> _Requirement_
What number of lines hold the word "kısmında"? State that number and nothing besides.

--- Begin Data listing ---

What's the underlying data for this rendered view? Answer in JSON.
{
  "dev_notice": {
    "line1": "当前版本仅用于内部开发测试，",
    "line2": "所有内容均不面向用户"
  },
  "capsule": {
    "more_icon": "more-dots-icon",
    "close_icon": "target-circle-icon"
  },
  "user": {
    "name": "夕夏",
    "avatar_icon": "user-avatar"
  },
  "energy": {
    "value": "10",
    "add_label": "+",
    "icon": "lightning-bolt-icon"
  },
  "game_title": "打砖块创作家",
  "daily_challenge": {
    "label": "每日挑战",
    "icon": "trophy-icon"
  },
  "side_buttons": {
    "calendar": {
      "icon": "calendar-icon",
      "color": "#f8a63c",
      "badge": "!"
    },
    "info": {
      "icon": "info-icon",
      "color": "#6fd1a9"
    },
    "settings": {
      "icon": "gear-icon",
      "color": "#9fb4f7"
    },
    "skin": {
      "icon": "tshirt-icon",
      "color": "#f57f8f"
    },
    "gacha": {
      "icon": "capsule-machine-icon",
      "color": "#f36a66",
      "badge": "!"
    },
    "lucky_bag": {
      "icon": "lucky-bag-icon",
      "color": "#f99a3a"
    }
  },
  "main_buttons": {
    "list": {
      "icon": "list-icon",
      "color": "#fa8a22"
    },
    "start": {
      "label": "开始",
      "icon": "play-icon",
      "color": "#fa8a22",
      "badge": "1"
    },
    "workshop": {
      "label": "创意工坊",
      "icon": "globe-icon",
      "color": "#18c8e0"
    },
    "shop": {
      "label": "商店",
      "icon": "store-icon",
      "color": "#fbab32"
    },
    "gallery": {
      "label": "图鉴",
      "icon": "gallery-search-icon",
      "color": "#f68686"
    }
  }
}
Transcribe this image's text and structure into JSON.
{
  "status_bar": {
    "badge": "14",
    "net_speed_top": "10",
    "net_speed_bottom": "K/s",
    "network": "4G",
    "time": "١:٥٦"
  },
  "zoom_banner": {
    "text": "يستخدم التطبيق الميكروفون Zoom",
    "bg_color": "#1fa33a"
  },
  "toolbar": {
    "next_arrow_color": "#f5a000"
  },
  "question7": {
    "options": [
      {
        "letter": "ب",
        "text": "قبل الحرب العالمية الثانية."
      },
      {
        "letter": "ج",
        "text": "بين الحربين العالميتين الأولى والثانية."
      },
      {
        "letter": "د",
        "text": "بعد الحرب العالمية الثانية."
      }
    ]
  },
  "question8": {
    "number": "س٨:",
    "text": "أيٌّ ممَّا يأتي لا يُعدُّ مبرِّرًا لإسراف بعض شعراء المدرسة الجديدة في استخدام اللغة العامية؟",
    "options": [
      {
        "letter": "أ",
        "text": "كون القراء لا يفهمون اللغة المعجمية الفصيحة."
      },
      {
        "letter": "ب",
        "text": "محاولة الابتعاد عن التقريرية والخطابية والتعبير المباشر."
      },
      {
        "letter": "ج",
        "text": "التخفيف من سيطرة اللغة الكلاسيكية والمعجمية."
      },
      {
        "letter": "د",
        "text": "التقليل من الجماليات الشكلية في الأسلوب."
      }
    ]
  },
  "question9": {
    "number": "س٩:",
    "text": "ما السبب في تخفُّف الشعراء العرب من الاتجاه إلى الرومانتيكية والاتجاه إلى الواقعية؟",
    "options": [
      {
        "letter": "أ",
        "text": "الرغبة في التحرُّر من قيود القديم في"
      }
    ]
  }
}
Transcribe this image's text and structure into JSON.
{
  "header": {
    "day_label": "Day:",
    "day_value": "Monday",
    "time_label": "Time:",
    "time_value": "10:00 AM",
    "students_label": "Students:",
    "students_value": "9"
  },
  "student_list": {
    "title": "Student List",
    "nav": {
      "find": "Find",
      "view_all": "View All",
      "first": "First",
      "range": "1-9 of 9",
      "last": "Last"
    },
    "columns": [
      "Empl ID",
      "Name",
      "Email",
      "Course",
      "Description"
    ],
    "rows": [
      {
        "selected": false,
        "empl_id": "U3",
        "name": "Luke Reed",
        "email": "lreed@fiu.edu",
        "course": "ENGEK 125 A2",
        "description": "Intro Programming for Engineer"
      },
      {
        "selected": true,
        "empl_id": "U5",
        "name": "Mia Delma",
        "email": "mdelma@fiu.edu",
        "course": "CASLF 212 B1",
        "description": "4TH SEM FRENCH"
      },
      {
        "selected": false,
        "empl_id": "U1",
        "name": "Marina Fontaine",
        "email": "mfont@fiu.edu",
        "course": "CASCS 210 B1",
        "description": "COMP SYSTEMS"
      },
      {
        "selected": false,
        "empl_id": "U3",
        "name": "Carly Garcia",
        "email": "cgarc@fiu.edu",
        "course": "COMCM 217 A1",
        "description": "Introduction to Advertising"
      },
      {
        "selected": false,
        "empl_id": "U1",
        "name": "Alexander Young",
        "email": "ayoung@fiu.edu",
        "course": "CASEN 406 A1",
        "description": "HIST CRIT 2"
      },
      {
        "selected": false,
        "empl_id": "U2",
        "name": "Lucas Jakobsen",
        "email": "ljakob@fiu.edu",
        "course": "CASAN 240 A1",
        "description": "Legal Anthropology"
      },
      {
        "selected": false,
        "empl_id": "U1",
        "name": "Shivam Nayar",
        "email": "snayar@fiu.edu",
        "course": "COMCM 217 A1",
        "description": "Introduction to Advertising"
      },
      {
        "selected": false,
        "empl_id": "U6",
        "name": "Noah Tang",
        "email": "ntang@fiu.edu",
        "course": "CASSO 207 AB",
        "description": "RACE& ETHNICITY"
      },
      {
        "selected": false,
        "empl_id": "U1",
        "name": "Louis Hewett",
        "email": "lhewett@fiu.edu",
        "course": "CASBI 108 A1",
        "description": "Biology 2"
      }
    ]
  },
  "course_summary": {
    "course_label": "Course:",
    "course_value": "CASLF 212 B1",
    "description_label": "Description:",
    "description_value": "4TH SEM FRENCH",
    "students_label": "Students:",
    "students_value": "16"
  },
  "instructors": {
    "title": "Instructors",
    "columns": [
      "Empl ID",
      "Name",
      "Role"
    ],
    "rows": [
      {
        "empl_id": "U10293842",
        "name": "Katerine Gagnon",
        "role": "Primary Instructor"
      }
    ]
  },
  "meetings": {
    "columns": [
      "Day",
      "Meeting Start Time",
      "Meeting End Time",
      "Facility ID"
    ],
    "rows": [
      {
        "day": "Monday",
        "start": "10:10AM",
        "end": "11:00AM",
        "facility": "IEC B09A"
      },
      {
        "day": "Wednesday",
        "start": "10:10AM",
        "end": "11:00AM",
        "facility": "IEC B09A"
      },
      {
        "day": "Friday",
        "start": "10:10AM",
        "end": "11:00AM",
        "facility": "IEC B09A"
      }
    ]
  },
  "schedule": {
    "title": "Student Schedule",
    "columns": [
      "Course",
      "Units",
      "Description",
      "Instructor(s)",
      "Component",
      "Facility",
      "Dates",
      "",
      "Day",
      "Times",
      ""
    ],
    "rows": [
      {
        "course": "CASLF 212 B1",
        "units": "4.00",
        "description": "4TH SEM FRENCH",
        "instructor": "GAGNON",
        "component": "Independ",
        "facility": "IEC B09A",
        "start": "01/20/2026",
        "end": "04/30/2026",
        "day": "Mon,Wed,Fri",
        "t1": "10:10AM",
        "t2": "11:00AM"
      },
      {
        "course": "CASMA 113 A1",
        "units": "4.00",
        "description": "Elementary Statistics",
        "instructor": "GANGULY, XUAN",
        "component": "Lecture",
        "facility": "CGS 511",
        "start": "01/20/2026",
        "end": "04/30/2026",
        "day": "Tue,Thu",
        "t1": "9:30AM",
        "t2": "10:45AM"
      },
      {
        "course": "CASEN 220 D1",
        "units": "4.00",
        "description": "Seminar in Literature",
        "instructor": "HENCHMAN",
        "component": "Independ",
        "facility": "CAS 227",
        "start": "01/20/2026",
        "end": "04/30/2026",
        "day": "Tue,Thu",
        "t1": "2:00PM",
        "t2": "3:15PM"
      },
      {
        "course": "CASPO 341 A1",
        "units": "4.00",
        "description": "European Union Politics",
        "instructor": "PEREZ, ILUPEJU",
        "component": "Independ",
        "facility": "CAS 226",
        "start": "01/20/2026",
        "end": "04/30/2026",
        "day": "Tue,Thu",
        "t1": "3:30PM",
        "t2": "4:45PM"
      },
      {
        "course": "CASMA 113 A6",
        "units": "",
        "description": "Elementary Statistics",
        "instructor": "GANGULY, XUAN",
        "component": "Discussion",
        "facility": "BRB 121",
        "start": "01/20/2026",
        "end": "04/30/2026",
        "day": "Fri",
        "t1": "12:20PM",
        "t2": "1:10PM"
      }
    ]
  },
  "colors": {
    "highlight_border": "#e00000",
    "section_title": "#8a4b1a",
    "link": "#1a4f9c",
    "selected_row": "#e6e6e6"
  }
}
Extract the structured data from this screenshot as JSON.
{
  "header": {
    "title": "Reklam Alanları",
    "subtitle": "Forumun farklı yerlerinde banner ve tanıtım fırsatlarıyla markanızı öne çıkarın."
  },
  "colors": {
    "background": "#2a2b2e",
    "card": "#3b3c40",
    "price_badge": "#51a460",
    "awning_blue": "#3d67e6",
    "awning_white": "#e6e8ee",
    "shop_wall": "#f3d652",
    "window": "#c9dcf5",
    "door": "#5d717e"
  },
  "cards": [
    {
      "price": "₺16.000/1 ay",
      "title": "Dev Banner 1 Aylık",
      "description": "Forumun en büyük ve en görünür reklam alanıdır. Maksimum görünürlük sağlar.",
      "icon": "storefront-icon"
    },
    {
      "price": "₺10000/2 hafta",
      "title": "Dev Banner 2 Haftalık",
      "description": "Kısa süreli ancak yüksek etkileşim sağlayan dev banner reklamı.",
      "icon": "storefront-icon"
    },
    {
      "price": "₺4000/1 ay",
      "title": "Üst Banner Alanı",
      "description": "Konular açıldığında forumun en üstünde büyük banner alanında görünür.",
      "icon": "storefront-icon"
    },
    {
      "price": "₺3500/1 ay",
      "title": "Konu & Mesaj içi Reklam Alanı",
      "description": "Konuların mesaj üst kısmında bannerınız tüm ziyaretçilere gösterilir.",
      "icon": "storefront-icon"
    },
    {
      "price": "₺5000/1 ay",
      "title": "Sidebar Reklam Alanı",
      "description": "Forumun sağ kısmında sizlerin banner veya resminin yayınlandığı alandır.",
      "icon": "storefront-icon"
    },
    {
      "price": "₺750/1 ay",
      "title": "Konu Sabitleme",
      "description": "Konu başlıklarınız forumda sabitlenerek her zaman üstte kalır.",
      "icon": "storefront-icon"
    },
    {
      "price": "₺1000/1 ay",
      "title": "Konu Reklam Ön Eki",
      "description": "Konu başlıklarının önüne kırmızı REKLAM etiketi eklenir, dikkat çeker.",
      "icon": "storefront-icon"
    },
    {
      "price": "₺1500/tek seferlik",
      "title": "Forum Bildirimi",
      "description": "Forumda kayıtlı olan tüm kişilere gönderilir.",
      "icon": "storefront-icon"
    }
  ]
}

--- End Data listing ---

> _Response to the exercise_
2